***** Supplied material *****

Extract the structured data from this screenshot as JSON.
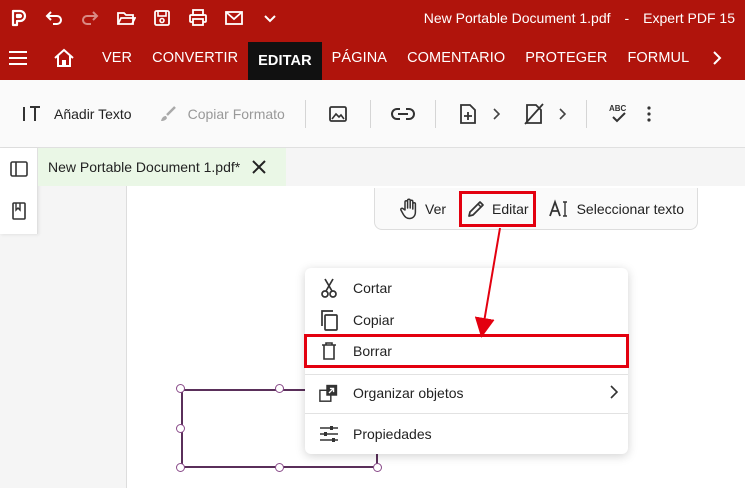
{
  "window": {
    "title": "New Portable Document 1.pdf",
    "app_name": "Expert PDF 15"
  },
  "quick_access": [
    "undo-icon",
    "redo-icon",
    "open-folder-icon",
    "save-icon",
    "print-icon",
    "mail-icon",
    "chevron-down-icon"
  ],
  "tabs": [
    {
      "label": "VER"
    },
    {
      "label": "CONVERTIR"
    },
    {
      "label": "EDITAR",
      "active": true
    },
    {
      "label": "PÁGINA"
    },
    {
      "label": "COMENTARIO"
    },
    {
      "label": "PROTEGER"
    },
    {
      "label": "FORMULARIO"
    }
  ],
  "toolbar": {
    "add_text": "Añadir Texto",
    "copy_format": "Copiar Formato",
    "spell_label": "ABC"
  },
  "document_tab": {
    "label": "New Portable Document 1.pdf*"
  },
  "mode_bar": {
    "view": "Ver",
    "edit": "Editar",
    "select_text": "Seleccionar texto"
  },
  "context_menu": {
    "cut": "Cortar",
    "copy": "Copiar",
    "delete": "Borrar",
    "arrange": "Organizar objetos",
    "properties": "Propiedades"
  },
  "colors": {
    "brand": "#b0140c",
    "active_tab": "#111111",
    "highlight": "#e3000f",
    "doc_tab_bg": "#eaf7e6"
  }
}
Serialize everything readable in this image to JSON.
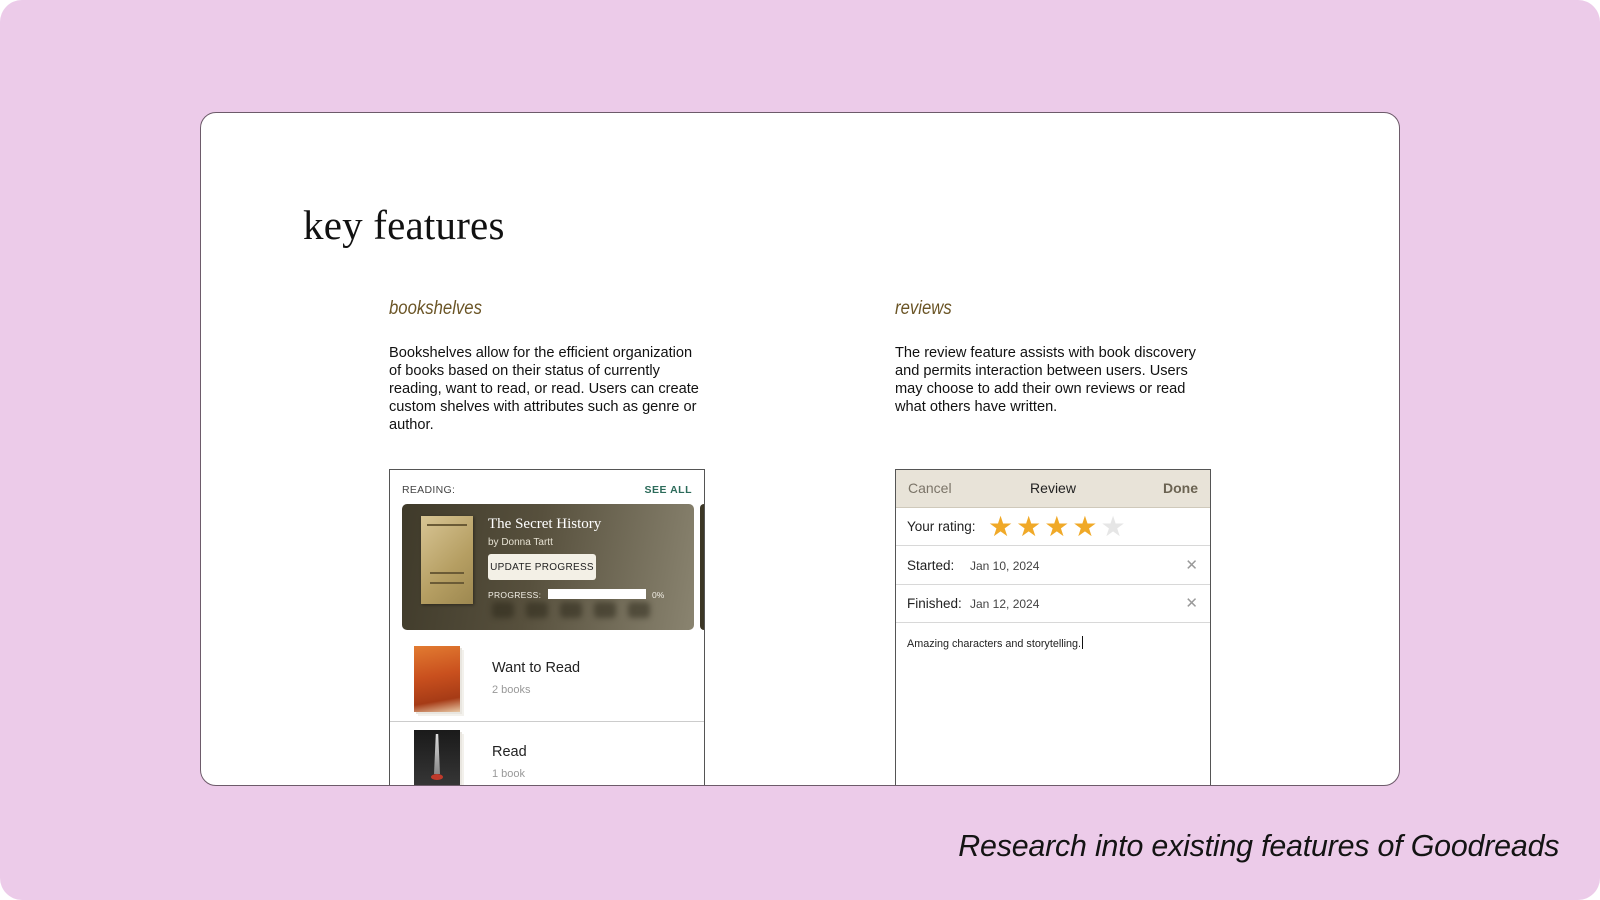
{
  "slide": {
    "title": "key features",
    "caption": "Research into existing features of Goodreads",
    "background_color": "#eccbe9"
  },
  "bookshelves": {
    "heading": "bookshelves",
    "body": "Bookshelves allow for the efficient organization of books based on their status of currently reading, want to read, or read.  Users can create custom shelves with attributes such as genre or author.",
    "reading_label": "READING:",
    "see_all": "SEE ALL",
    "current_book": {
      "title": "The Secret History",
      "author": "by Donna Tartt",
      "update_button": "UPDATE PROGRESS",
      "progress_label": "PROGRESS:",
      "progress_percent": "0%",
      "progress_value": 0
    },
    "shelves": [
      {
        "name": "Want to Read",
        "count": "2 books",
        "cover_icon": "catcher-in-the-rye-cover"
      },
      {
        "name": "Read",
        "count": "1 book",
        "cover_icon": "dark-book-cover"
      }
    ]
  },
  "reviews": {
    "heading": "reviews",
    "body": "The review feature assists with book discovery and permits interaction between users.  Users may choose to add their own reviews or read what others have written.",
    "nav": {
      "cancel": "Cancel",
      "title": "Review",
      "done": "Done"
    },
    "rating_label": "Your rating:",
    "rating": 4,
    "rating_max": 5,
    "started_label": "Started:",
    "started_date": "Jan 10, 2024",
    "finished_label": "Finished:",
    "finished_date": "Jan 12, 2024",
    "review_text": "Amazing characters and storytelling.",
    "star_color": "#f0a928"
  }
}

*****

**To be done**
Which lines include the word "reviews"? Copy every one of them.

**Output for this task**
  "reviews": {
    "heading": "reviews",
    "body": "The review feature assists with book discovery and permits interaction between users.  Users may choose to add their own reviews or read what others have written.",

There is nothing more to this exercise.